# Start of RECORDS TO PROCESS

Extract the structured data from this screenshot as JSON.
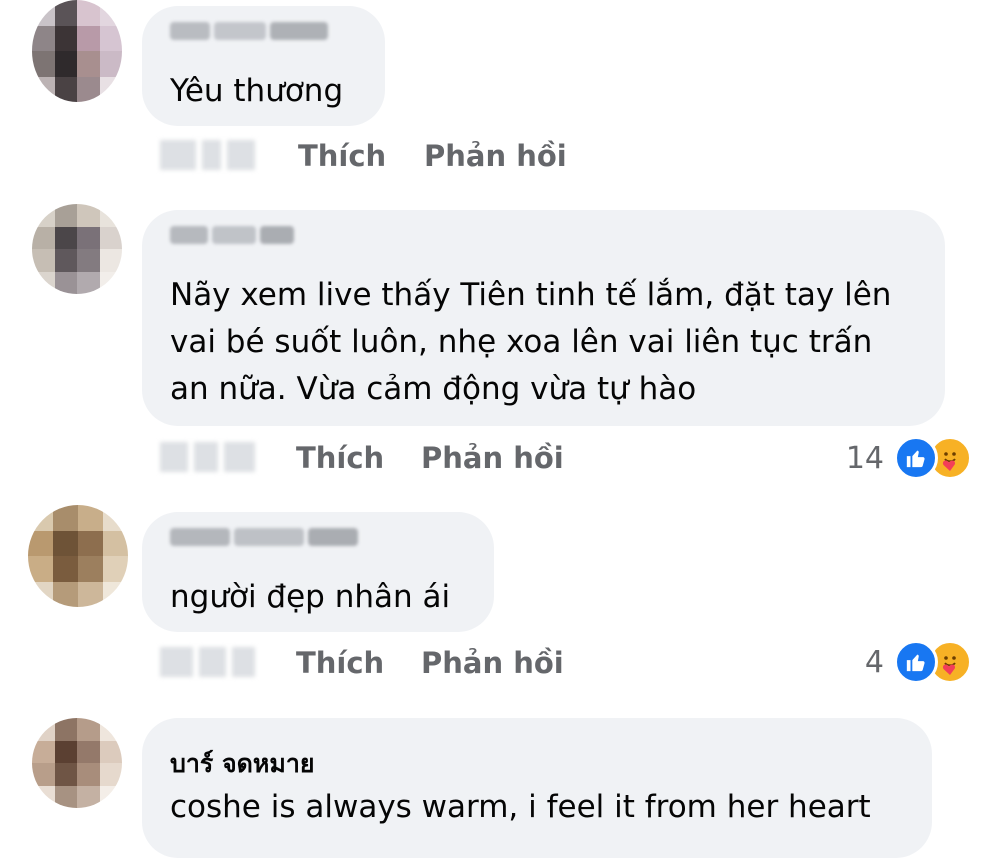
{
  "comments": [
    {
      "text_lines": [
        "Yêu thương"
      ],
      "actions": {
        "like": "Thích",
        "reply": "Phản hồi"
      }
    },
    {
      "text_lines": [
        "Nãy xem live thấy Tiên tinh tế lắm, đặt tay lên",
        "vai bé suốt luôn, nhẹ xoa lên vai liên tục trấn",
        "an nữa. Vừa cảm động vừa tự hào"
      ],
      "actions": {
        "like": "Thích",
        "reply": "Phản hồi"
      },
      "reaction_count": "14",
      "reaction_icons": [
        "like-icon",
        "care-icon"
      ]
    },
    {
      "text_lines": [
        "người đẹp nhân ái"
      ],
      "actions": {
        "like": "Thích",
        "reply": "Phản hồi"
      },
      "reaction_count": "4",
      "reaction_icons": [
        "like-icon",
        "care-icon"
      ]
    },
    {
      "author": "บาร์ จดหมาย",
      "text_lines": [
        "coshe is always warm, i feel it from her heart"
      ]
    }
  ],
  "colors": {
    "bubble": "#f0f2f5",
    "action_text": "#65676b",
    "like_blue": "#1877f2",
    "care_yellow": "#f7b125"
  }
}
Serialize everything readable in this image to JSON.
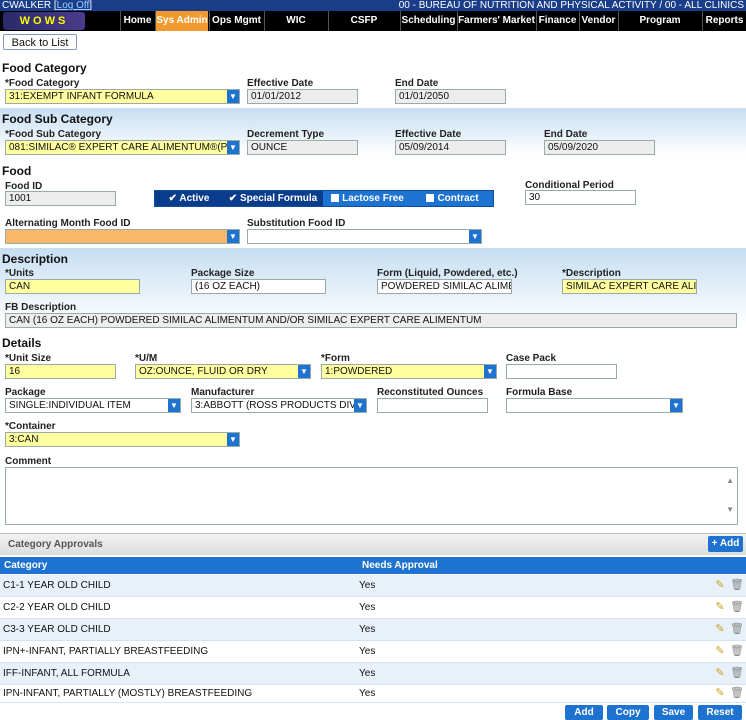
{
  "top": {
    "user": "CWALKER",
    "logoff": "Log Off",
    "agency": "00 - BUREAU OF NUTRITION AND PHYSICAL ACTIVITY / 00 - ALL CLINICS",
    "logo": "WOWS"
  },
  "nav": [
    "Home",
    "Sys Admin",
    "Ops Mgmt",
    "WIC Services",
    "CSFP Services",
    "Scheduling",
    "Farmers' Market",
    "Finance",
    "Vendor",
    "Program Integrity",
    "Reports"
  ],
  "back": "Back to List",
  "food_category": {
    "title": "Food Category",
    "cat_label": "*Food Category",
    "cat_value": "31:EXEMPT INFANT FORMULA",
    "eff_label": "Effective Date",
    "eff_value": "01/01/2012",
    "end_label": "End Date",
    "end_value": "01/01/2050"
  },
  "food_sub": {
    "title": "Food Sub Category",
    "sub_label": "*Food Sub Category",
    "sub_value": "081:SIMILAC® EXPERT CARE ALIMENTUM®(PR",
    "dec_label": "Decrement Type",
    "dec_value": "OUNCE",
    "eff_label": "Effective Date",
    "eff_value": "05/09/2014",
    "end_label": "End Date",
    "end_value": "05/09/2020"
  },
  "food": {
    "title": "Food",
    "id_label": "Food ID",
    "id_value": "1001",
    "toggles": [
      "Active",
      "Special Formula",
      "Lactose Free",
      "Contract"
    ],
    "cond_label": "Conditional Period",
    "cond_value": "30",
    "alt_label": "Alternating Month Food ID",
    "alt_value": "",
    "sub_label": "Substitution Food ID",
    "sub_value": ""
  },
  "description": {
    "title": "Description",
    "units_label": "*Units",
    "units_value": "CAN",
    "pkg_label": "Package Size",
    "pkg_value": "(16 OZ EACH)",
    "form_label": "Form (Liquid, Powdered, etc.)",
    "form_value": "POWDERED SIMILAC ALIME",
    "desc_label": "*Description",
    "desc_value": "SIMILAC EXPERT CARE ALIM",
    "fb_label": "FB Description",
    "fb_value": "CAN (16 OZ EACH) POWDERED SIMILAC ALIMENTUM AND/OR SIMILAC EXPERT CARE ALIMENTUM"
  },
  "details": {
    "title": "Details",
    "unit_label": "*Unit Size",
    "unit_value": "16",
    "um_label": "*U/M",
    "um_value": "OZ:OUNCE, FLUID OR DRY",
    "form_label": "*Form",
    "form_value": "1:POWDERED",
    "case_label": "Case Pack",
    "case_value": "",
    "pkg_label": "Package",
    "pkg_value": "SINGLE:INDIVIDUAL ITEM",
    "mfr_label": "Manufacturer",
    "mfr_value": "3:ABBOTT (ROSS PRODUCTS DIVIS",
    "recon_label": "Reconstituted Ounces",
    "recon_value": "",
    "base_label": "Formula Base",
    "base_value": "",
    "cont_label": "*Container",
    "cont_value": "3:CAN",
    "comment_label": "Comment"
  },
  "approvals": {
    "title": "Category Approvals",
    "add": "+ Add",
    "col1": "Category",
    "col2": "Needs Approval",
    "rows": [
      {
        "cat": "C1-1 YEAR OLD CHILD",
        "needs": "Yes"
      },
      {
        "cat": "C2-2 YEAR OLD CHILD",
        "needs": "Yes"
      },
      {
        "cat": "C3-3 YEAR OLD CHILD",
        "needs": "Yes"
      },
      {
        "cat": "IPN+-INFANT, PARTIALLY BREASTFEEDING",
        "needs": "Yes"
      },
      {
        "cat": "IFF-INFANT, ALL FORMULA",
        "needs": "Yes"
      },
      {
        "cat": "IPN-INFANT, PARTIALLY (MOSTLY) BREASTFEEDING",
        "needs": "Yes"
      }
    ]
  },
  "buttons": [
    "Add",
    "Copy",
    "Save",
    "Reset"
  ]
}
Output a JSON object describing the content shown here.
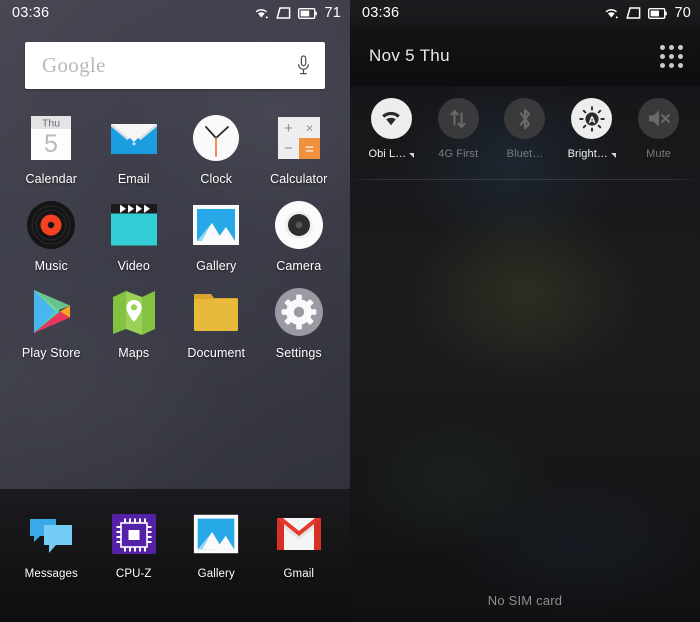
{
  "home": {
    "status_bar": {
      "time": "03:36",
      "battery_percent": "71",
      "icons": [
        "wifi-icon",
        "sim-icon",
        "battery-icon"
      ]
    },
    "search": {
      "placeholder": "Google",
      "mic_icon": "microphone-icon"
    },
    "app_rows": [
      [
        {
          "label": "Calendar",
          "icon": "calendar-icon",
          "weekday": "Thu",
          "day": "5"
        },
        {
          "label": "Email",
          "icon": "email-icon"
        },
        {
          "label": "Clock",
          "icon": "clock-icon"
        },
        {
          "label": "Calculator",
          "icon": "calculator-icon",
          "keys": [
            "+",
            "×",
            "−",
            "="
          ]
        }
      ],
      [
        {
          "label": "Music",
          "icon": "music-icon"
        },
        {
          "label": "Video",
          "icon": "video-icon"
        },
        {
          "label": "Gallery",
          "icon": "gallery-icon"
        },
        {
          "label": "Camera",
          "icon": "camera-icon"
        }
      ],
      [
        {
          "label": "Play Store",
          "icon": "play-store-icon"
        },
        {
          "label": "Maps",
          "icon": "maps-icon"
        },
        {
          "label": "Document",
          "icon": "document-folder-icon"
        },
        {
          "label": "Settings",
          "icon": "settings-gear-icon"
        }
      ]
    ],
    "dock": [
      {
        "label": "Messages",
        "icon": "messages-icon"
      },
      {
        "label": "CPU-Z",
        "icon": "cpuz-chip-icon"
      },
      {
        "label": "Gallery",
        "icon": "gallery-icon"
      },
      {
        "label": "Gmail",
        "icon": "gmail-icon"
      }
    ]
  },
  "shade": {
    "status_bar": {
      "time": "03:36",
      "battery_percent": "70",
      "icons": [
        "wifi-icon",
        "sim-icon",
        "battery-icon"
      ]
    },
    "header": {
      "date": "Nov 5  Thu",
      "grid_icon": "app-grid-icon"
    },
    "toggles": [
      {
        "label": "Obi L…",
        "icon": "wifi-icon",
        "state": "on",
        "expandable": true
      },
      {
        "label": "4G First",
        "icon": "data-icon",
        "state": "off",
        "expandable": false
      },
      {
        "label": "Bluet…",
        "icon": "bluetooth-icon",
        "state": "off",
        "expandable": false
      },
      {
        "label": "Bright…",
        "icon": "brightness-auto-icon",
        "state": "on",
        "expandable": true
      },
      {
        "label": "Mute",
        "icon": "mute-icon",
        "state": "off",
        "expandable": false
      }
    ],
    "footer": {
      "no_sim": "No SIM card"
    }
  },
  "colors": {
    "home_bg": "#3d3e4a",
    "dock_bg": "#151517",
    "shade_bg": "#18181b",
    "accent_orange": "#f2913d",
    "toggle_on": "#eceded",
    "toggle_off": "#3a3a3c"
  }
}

# End of RECORDS TO PROCESS

### TASK REQUIREMENTS
Pictures in the data above should not be copied; transcribe everything else exactly.

### SOLUTION FOR THIS PROBLEM
Extract the structured data from this screenshot as JSON.
{
  "comments": [
    {
      "text_lines": [
        "Yêu thương"
      ],
      "actions": {
        "like": "Thích",
        "reply": "Phản hồi"
      }
    },
    {
      "text_lines": [
        "Nãy xem live thấy Tiên tinh tế lắm, đặt tay lên",
        "vai bé suốt luôn, nhẹ xoa lên vai liên tục trấn",
        "an nữa. Vừa cảm động vừa tự hào"
      ],
      "actions": {
        "like": "Thích",
        "reply": "Phản hồi"
      },
      "reaction_count": "14",
      "reaction_icons": [
        "like-icon",
        "care-icon"
      ]
    },
    {
      "text_lines": [
        "người đẹp nhân ái"
      ],
      "actions": {
        "like": "Thích",
        "reply": "Phản hồi"
      },
      "reaction_count": "4",
      "reaction_icons": [
        "like-icon",
        "care-icon"
      ]
    },
    {
      "author": "บาร์ จดหมาย",
      "text_lines": [
        "coshe is always warm, i feel it from her heart"
      ]
    }
  ],
  "colors": {
    "bubble": "#f0f2f5",
    "action_text": "#65676b",
    "like_blue": "#1877f2",
    "care_yellow": "#f7b125"
  }
}
Serialize everything readable in this image to JSON.
{
  "top": {
    "user": "CWALKER",
    "logoff": "Log Off",
    "agency": "00 - BUREAU OF NUTRITION AND PHYSICAL ACTIVITY / 00 - ALL CLINICS",
    "logo": "WOWS"
  },
  "nav": [
    "Home",
    "Sys Admin",
    "Ops Mgmt",
    "WIC Services",
    "CSFP Services",
    "Scheduling",
    "Farmers' Market",
    "Finance",
    "Vendor",
    "Program Integrity",
    "Reports"
  ],
  "back": "Back to List",
  "food_category": {
    "title": "Food Category",
    "cat_label": "*Food Category",
    "cat_value": "31:EXEMPT INFANT FORMULA",
    "eff_label": "Effective Date",
    "eff_value": "01/01/2012",
    "end_label": "End Date",
    "end_value": "01/01/2050"
  },
  "food_sub": {
    "title": "Food Sub Category",
    "sub_label": "*Food Sub Category",
    "sub_value": "081:SIMILAC® EXPERT CARE ALIMENTUM®(PR",
    "dec_label": "Decrement Type",
    "dec_value": "OUNCE",
    "eff_label": "Effective Date",
    "eff_value": "05/09/2014",
    "end_label": "End Date",
    "end_value": "05/09/2020"
  },
  "food": {
    "title": "Food",
    "id_label": "Food ID",
    "id_value": "1001",
    "toggles": [
      "Active",
      "Special Formula",
      "Lactose Free",
      "Contract"
    ],
    "cond_label": "Conditional Period",
    "cond_value": "30",
    "alt_label": "Alternating Month Food ID",
    "alt_value": "",
    "sub_label": "Substitution Food ID",
    "sub_value": ""
  },
  "description": {
    "title": "Description",
    "units_label": "*Units",
    "units_value": "CAN",
    "pkg_label": "Package Size",
    "pkg_value": "(16 OZ EACH)",
    "form_label": "Form (Liquid, Powdered, etc.)",
    "form_value": "POWDERED SIMILAC ALIME",
    "desc_label": "*Description",
    "desc_value": "SIMILAC EXPERT CARE ALIM",
    "fb_label": "FB Description",
    "fb_value": "CAN (16 OZ EACH) POWDERED SIMILAC ALIMENTUM AND/OR SIMILAC EXPERT CARE ALIMENTUM"
  },
  "details": {
    "title": "Details",
    "unit_label": "*Unit Size",
    "unit_value": "16",
    "um_label": "*U/M",
    "um_value": "OZ:OUNCE, FLUID OR DRY",
    "form_label": "*Form",
    "form_value": "1:POWDERED",
    "case_label": "Case Pack",
    "case_value": "",
    "pkg_label": "Package",
    "pkg_value": "SINGLE:INDIVIDUAL ITEM",
    "mfr_label": "Manufacturer",
    "mfr_value": "3:ABBOTT (ROSS PRODUCTS DIVIS",
    "recon_label": "Reconstituted Ounces",
    "recon_value": "",
    "base_label": "Formula Base",
    "base_value": "",
    "cont_label": "*Container",
    "cont_value": "3:CAN",
    "comment_label": "Comment"
  },
  "approvals": {
    "title": "Category Approvals",
    "add": "+ Add",
    "col1": "Category",
    "col2": "Needs Approval",
    "rows": [
      {
        "cat": "C1-1 YEAR OLD CHILD",
        "needs": "Yes"
      },
      {
        "cat": "C2-2 YEAR OLD CHILD",
        "needs": "Yes"
      },
      {
        "cat": "C3-3 YEAR OLD CHILD",
        "needs": "Yes"
      },
      {
        "cat": "IPN+-INFANT, PARTIALLY BREASTFEEDING",
        "needs": "Yes"
      },
      {
        "cat": "IFF-INFANT, ALL FORMULA",
        "needs": "Yes"
      },
      {
        "cat": "IPN-INFANT, PARTIALLY (MOSTLY) BREASTFEEDING",
        "needs": "Yes"
      }
    ]
  },
  "buttons": [
    "Add",
    "Copy",
    "Save",
    "Reset"
  ]
}
Output a JSON object describing the content shown here.
{
  "home": {
    "status_bar": {
      "time": "03:36",
      "battery_percent": "71",
      "icons": [
        "wifi-icon",
        "sim-icon",
        "battery-icon"
      ]
    },
    "search": {
      "placeholder": "Google",
      "mic_icon": "microphone-icon"
    },
    "app_rows": [
      [
        {
          "label": "Calendar",
          "icon": "calendar-icon",
          "weekday": "Thu",
          "day": "5"
        },
        {
          "label": "Email",
          "icon": "email-icon"
        },
        {
          "label": "Clock",
          "icon": "clock-icon"
        },
        {
          "label": "Calculator",
          "icon": "calculator-icon",
          "keys": [
            "+",
            "×",
            "−",
            "="
          ]
        }
      ],
      [
        {
          "label": "Music",
          "icon": "music-icon"
        },
        {
          "label": "Video",
          "icon": "video-icon"
        },
        {
          "label": "Gallery",
          "icon": "gallery-icon"
        },
        {
          "label": "Camera",
          "icon": "camera-icon"
        }
      ],
      [
        {
          "label": "Play Store",
          "icon": "play-store-icon"
        },
        {
          "label": "Maps",
          "icon": "maps-icon"
        },
        {
          "label": "Document",
          "icon": "document-folder-icon"
        },
        {
          "label": "Settings",
          "icon": "settings-gear-icon"
        }
      ]
    ],
    "dock": [
      {
        "label": "Messages",
        "icon": "messages-icon"
      },
      {
        "label": "CPU-Z",
        "icon": "cpuz-chip-icon"
      },
      {
        "label": "Gallery",
        "icon": "gallery-icon"
      },
      {
        "label": "Gmail",
        "icon": "gmail-icon"
      }
    ]
  },
  "shade": {
    "status_bar": {
      "time": "03:36",
      "battery_percent": "70",
      "icons": [
        "wifi-icon",
        "sim-icon",
        "battery-icon"
      ]
    },
    "header": {
      "date": "Nov 5  Thu",
      "grid_icon": "app-grid-icon"
    },
    "toggles": [
      {
        "label": "Obi L…",
        "icon": "wifi-icon",
        "state": "on",
        "expandable": true
      },
      {
        "label": "4G First",
        "icon": "data-icon",
        "state": "off",
        "expandable": false
      },
      {
        "label": "Bluet…",
        "icon": "bluetooth-icon",
        "state": "off",
        "expandable": false
      },
      {
        "label": "Bright…",
        "icon": "brightness-auto-icon",
        "state": "on",
        "expandable": true
      },
      {
        "label": "Mute",
        "icon": "mute-icon",
        "state": "off",
        "expandable": false
      }
    ],
    "footer": {
      "no_sim": "No SIM card"
    }
  },
  "colors": {
    "home_bg": "#3d3e4a",
    "dock_bg": "#151517",
    "shade_bg": "#18181b",
    "accent_orange": "#f2913d",
    "toggle_on": "#eceded",
    "toggle_off": "#3a3a3c"
  }
}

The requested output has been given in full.